YOUR TASK: In the entries below, identify every line with the string "selbst" and copy it.
==*==
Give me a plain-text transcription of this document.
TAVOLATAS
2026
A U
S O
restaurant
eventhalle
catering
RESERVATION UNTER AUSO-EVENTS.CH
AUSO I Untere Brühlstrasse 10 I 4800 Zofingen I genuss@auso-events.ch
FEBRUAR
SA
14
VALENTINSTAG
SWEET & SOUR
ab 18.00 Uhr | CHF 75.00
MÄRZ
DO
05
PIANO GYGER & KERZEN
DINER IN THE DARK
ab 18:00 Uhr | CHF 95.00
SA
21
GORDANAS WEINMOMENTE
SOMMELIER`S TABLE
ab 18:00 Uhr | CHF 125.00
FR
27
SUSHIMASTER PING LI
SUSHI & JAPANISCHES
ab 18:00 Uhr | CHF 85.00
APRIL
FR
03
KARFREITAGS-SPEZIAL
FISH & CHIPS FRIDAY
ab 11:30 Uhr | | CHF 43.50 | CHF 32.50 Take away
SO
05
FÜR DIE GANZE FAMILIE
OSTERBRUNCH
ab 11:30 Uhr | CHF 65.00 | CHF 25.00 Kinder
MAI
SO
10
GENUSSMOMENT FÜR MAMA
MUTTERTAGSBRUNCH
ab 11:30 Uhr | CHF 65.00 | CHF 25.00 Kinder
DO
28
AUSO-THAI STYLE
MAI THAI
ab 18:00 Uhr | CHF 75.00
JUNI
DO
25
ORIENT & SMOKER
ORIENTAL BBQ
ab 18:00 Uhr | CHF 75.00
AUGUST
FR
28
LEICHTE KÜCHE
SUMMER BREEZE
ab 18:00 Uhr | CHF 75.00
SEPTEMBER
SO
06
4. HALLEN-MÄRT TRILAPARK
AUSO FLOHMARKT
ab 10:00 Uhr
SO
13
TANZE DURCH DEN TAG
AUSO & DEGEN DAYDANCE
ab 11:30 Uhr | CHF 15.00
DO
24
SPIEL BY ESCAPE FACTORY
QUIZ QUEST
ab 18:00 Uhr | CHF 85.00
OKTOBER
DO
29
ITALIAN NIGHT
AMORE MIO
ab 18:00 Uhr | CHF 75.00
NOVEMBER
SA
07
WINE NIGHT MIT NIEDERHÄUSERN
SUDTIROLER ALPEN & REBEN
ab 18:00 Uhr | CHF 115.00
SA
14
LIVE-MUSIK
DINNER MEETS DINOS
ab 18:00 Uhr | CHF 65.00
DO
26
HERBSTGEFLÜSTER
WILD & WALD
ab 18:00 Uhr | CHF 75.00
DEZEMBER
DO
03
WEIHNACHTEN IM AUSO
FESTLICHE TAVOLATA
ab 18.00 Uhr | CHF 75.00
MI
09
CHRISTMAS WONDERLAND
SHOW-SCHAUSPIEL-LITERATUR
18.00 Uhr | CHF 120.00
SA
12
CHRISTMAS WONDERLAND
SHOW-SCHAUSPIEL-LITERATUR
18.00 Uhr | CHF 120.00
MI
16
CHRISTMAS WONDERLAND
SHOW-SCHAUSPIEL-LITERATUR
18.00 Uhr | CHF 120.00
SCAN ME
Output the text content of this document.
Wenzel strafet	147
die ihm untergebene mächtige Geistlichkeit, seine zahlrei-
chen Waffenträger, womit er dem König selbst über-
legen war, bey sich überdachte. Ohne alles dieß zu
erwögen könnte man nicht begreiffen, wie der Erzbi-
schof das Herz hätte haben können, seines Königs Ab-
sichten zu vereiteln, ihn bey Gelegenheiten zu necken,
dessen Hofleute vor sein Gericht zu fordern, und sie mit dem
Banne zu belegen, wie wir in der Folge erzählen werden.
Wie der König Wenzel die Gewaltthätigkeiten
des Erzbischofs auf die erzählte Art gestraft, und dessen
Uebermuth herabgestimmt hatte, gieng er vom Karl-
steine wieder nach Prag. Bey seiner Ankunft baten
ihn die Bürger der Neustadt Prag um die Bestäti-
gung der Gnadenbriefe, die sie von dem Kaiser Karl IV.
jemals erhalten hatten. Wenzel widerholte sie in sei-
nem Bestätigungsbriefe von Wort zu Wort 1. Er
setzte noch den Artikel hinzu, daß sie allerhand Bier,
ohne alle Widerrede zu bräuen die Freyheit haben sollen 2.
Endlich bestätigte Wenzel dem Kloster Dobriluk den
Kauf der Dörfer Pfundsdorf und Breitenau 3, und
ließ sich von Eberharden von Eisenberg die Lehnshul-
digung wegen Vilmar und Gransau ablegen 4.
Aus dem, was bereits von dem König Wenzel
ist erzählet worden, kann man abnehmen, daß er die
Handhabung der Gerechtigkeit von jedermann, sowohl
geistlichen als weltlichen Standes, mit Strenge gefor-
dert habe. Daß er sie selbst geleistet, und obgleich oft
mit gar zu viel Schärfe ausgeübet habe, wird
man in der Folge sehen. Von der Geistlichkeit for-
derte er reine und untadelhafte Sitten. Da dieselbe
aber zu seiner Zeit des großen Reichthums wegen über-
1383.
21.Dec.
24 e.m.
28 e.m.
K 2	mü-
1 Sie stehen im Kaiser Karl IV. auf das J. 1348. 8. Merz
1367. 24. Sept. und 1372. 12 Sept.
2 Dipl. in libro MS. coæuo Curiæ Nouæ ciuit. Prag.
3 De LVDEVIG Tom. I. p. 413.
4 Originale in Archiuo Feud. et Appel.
==*==
COMPLETE RESPONSE:
chen Waffenträger, womit er dem König selbst über-
dert habe. Daß er sie selbst geleistet, und obgleich oft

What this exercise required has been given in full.